▼▼▼

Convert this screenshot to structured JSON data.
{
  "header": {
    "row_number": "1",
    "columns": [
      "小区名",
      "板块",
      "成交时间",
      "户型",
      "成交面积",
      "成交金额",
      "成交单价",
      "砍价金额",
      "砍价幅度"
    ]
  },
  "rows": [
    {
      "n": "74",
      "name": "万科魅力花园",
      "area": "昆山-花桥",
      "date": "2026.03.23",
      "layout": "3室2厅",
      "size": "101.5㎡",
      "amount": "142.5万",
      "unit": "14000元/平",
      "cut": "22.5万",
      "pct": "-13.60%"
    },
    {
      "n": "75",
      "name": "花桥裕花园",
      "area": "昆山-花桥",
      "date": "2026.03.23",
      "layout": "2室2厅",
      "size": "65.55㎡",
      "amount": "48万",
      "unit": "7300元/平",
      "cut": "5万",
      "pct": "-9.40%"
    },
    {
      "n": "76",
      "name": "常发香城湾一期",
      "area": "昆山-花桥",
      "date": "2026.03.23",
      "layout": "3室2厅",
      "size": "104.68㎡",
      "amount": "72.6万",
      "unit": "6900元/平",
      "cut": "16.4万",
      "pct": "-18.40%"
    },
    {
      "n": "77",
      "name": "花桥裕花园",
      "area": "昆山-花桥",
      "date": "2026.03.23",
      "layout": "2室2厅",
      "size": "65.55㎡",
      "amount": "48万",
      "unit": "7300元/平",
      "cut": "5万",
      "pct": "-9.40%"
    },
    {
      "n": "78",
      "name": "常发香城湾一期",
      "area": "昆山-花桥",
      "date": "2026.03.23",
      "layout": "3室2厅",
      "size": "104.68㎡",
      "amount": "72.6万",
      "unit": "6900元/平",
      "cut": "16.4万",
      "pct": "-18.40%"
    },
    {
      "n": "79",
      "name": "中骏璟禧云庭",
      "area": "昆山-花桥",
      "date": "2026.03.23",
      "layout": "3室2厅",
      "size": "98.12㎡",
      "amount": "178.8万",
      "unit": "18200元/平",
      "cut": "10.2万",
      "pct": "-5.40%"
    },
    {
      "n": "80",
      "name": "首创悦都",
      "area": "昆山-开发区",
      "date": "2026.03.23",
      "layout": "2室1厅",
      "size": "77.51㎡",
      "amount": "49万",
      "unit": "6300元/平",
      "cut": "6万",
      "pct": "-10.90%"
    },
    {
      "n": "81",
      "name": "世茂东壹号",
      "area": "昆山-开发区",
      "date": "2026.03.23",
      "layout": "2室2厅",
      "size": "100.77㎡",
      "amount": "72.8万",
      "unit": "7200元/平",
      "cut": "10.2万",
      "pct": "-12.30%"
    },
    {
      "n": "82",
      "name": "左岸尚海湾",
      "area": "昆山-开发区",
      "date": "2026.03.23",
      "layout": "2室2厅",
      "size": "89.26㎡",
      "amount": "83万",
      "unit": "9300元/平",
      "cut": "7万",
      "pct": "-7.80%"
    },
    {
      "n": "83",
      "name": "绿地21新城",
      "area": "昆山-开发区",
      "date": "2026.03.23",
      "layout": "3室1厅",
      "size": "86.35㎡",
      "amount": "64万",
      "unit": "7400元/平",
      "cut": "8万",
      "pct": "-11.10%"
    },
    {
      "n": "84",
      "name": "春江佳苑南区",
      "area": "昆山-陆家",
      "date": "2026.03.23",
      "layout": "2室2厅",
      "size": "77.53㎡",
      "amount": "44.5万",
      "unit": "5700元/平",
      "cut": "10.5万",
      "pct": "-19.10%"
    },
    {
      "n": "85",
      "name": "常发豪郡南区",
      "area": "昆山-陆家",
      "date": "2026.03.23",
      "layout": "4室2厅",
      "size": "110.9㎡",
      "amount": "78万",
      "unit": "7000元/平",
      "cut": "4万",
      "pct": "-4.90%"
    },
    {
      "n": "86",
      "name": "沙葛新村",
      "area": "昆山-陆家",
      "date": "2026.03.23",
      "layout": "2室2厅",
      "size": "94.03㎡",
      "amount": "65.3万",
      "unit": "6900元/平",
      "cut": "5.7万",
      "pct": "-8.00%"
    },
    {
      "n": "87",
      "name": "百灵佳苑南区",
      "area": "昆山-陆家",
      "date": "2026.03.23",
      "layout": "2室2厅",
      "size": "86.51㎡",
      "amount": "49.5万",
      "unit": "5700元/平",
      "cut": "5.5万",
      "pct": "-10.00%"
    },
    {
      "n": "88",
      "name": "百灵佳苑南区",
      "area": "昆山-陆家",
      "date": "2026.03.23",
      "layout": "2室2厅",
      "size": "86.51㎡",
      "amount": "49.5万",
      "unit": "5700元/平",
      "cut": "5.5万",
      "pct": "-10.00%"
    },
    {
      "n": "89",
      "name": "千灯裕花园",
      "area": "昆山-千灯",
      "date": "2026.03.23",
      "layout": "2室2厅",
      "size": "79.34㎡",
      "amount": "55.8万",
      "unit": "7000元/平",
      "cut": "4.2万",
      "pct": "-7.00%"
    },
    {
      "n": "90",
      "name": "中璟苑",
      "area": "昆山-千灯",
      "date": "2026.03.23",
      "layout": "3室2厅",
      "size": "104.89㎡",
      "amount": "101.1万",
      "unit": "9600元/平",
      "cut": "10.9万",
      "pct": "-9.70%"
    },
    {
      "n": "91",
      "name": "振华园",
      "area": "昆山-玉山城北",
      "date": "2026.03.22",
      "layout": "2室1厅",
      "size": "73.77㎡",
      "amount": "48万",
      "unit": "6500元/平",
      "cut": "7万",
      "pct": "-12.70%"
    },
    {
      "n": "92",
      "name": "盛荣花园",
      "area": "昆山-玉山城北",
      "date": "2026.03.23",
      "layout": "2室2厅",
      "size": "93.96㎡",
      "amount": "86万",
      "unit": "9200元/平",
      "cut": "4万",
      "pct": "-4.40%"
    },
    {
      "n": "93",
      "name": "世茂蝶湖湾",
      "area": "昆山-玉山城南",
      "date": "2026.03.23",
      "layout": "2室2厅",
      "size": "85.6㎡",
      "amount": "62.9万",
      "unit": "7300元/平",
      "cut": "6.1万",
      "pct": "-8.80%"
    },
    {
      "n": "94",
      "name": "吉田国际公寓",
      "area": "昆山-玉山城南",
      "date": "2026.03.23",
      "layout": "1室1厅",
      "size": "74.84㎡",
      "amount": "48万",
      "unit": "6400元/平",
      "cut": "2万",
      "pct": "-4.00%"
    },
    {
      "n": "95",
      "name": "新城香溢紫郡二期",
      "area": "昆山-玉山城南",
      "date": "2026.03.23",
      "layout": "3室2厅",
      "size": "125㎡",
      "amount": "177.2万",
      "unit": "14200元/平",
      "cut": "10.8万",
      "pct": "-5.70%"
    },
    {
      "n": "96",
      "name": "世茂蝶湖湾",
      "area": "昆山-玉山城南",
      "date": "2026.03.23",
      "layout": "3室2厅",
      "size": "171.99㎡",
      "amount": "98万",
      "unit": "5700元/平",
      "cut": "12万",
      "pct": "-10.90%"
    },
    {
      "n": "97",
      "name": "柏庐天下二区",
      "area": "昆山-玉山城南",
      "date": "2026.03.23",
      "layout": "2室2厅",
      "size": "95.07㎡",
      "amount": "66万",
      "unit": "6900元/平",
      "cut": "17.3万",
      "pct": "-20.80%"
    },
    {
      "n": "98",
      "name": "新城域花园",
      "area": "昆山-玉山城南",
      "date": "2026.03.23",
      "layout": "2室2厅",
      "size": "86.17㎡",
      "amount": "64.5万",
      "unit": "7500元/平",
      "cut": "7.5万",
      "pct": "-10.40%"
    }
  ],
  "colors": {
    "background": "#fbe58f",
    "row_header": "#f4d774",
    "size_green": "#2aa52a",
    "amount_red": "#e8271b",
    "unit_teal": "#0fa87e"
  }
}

▲▲▲

Write the data from above out again, exactly.

*Full answer*.
Convert this screenshot to structured JSON data.
{
  "header": {
    "row_number": "1",
    "columns": [
      "小区名",
      "板块",
      "成交时间",
      "户型",
      "成交面积",
      "成交金额",
      "成交单价",
      "砍价金额",
      "砍价幅度"
    ]
  },
  "rows": [
    {
      "n": "74",
      "name": "万科魅力花园",
      "area": "昆山-花桥",
      "date": "2026.03.23",
      "layout": "3室2厅",
      "size": "101.5㎡",
      "amount": "142.5万",
      "unit": "14000元/平",
      "cut": "22.5万",
      "pct": "-13.60%"
    },
    {
      "n": "75",
      "name": "花桥裕花园",
      "area": "昆山-花桥",
      "date": "2026.03.23",
      "layout": "2室2厅",
      "size": "65.55㎡",
      "amount": "48万",
      "unit": "7300元/平",
      "cut": "5万",
      "pct": "-9.40%"
    },
    {
      "n": "76",
      "name": "常发香城湾一期",
      "area": "昆山-花桥",
      "date": "2026.03.23",
      "layout": "3室2厅",
      "size": "104.68㎡",
      "amount": "72.6万",
      "unit": "6900元/平",
      "cut": "16.4万",
      "pct": "-18.40%"
    },
    {
      "n": "77",
      "name": "花桥裕花园",
      "area": "昆山-花桥",
      "date": "2026.03.23",
      "layout": "2室2厅",
      "size": "65.55㎡",
      "amount": "48万",
      "unit": "7300元/平",
      "cut": "5万",
      "pct": "-9.40%"
    },
    {
      "n": "78",
      "name": "常发香城湾一期",
      "area": "昆山-花桥",
      "date": "2026.03.23",
      "layout": "3室2厅",
      "size": "104.68㎡",
      "amount": "72.6万",
      "unit": "6900元/平",
      "cut": "16.4万",
      "pct": "-18.40%"
    },
    {
      "n": "79",
      "name": "中骏璟禧云庭",
      "area": "昆山-花桥",
      "date": "2026.03.23",
      "layout": "3室2厅",
      "size": "98.12㎡",
      "amount": "178.8万",
      "unit": "18200元/平",
      "cut": "10.2万",
      "pct": "-5.40%"
    },
    {
      "n": "80",
      "name": "首创悦都",
      "area": "昆山-开发区",
      "date": "2026.03.23",
      "layout": "2室1厅",
      "size": "77.51㎡",
      "amount": "49万",
      "unit": "6300元/平",
      "cut": "6万",
      "pct": "-10.90%"
    },
    {
      "n": "81",
      "name": "世茂东壹号",
      "area": "昆山-开发区",
      "date": "2026.03.23",
      "layout": "2室2厅",
      "size": "100.77㎡",
      "amount": "72.8万",
      "unit": "7200元/平",
      "cut": "10.2万",
      "pct": "-12.30%"
    },
    {
      "n": "82",
      "name": "左岸尚海湾",
      "area": "昆山-开发区",
      "date": "2026.03.23",
      "layout": "2室2厅",
      "size": "89.26㎡",
      "amount": "83万",
      "unit": "9300元/平",
      "cut": "7万",
      "pct": "-7.80%"
    },
    {
      "n": "83",
      "name": "绿地21新城",
      "area": "昆山-开发区",
      "date": "2026.03.23",
      "layout": "3室1厅",
      "size": "86.35㎡",
      "amount": "64万",
      "unit": "7400元/平",
      "cut": "8万",
      "pct": "-11.10%"
    },
    {
      "n": "84",
      "name": "春江佳苑南区",
      "area": "昆山-陆家",
      "date": "2026.03.23",
      "layout": "2室2厅",
      "size": "77.53㎡",
      "amount": "44.5万",
      "unit": "5700元/平",
      "cut": "10.5万",
      "pct": "-19.10%"
    },
    {
      "n": "85",
      "name": "常发豪郡南区",
      "area": "昆山-陆家",
      "date": "2026.03.23",
      "layout": "4室2厅",
      "size": "110.9㎡",
      "amount": "78万",
      "unit": "7000元/平",
      "cut": "4万",
      "pct": "-4.90%"
    },
    {
      "n": "86",
      "name": "沙葛新村",
      "area": "昆山-陆家",
      "date": "2026.03.23",
      "layout": "2室2厅",
      "size": "94.03㎡",
      "amount": "65.3万",
      "unit": "6900元/平",
      "cut": "5.7万",
      "pct": "-8.00%"
    },
    {
      "n": "87",
      "name": "百灵佳苑南区",
      "area": "昆山-陆家",
      "date": "2026.03.23",
      "layout": "2室2厅",
      "size": "86.51㎡",
      "amount": "49.5万",
      "unit": "5700元/平",
      "cut": "5.5万",
      "pct": "-10.00%"
    },
    {
      "n": "88",
      "name": "百灵佳苑南区",
      "area": "昆山-陆家",
      "date": "2026.03.23",
      "layout": "2室2厅",
      "size": "86.51㎡",
      "amount": "49.5万",
      "unit": "5700元/平",
      "cut": "5.5万",
      "pct": "-10.00%"
    },
    {
      "n": "89",
      "name": "千灯裕花园",
      "area": "昆山-千灯",
      "date": "2026.03.23",
      "layout": "2室2厅",
      "size": "79.34㎡",
      "amount": "55.8万",
      "unit": "7000元/平",
      "cut": "4.2万",
      "pct": "-7.00%"
    },
    {
      "n": "90",
      "name": "中璟苑",
      "area": "昆山-千灯",
      "date": "2026.03.23",
      "layout": "3室2厅",
      "size": "104.89㎡",
      "amount": "101.1万",
      "unit": "9600元/平",
      "cut": "10.9万",
      "pct": "-9.70%"
    },
    {
      "n": "91",
      "name": "振华园",
      "area": "昆山-玉山城北",
      "date": "2026.03.22",
      "layout": "2室1厅",
      "size": "73.77㎡",
      "amount": "48万",
      "unit": "6500元/平",
      "cut": "7万",
      "pct": "-12.70%"
    },
    {
      "n": "92",
      "name": "盛荣花园",
      "area": "昆山-玉山城北",
      "date": "2026.03.23",
      "layout": "2室2厅",
      "size": "93.96㎡",
      "amount": "86万",
      "unit": "9200元/平",
      "cut": "4万",
      "pct": "-4.40%"
    },
    {
      "n": "93",
      "name": "世茂蝶湖湾",
      "area": "昆山-玉山城南",
      "date": "2026.03.23",
      "layout": "2室2厅",
      "size": "85.6㎡",
      "amount": "62.9万",
      "unit": "7300元/平",
      "cut": "6.1万",
      "pct": "-8.80%"
    },
    {
      "n": "94",
      "name": "吉田国际公寓",
      "area": "昆山-玉山城南",
      "date": "2026.03.23",
      "layout": "1室1厅",
      "size": "74.84㎡",
      "amount": "48万",
      "unit": "6400元/平",
      "cut": "2万",
      "pct": "-4.00%"
    },
    {
      "n": "95",
      "name": "新城香溢紫郡二期",
      "area": "昆山-玉山城南",
      "date": "2026.03.23",
      "layout": "3室2厅",
      "size": "125㎡",
      "amount": "177.2万",
      "unit": "14200元/平",
      "cut": "10.8万",
      "pct": "-5.70%"
    },
    {
      "n": "96",
      "name": "世茂蝶湖湾",
      "area": "昆山-玉山城南",
      "date": "2026.03.23",
      "layout": "3室2厅",
      "size": "171.99㎡",
      "amount": "98万",
      "unit": "5700元/平",
      "cut": "12万",
      "pct": "-10.90%"
    },
    {
      "n": "97",
      "name": "柏庐天下二区",
      "area": "昆山-玉山城南",
      "date": "2026.03.23",
      "layout": "2室2厅",
      "size": "95.07㎡",
      "amount": "66万",
      "unit": "6900元/平",
      "cut": "17.3万",
      "pct": "-20.80%"
    },
    {
      "n": "98",
      "name": "新城域花园",
      "area": "昆山-玉山城南",
      "date": "2026.03.23",
      "layout": "2室2厅",
      "size": "86.17㎡",
      "amount": "64.5万",
      "unit": "7500元/平",
      "cut": "7.5万",
      "pct": "-10.40%"
    }
  ],
  "colors": {
    "background": "#fbe58f",
    "row_header": "#f4d774",
    "size_green": "#2aa52a",
    "amount_red": "#e8271b",
    "unit_teal": "#0fa87e"
  }
}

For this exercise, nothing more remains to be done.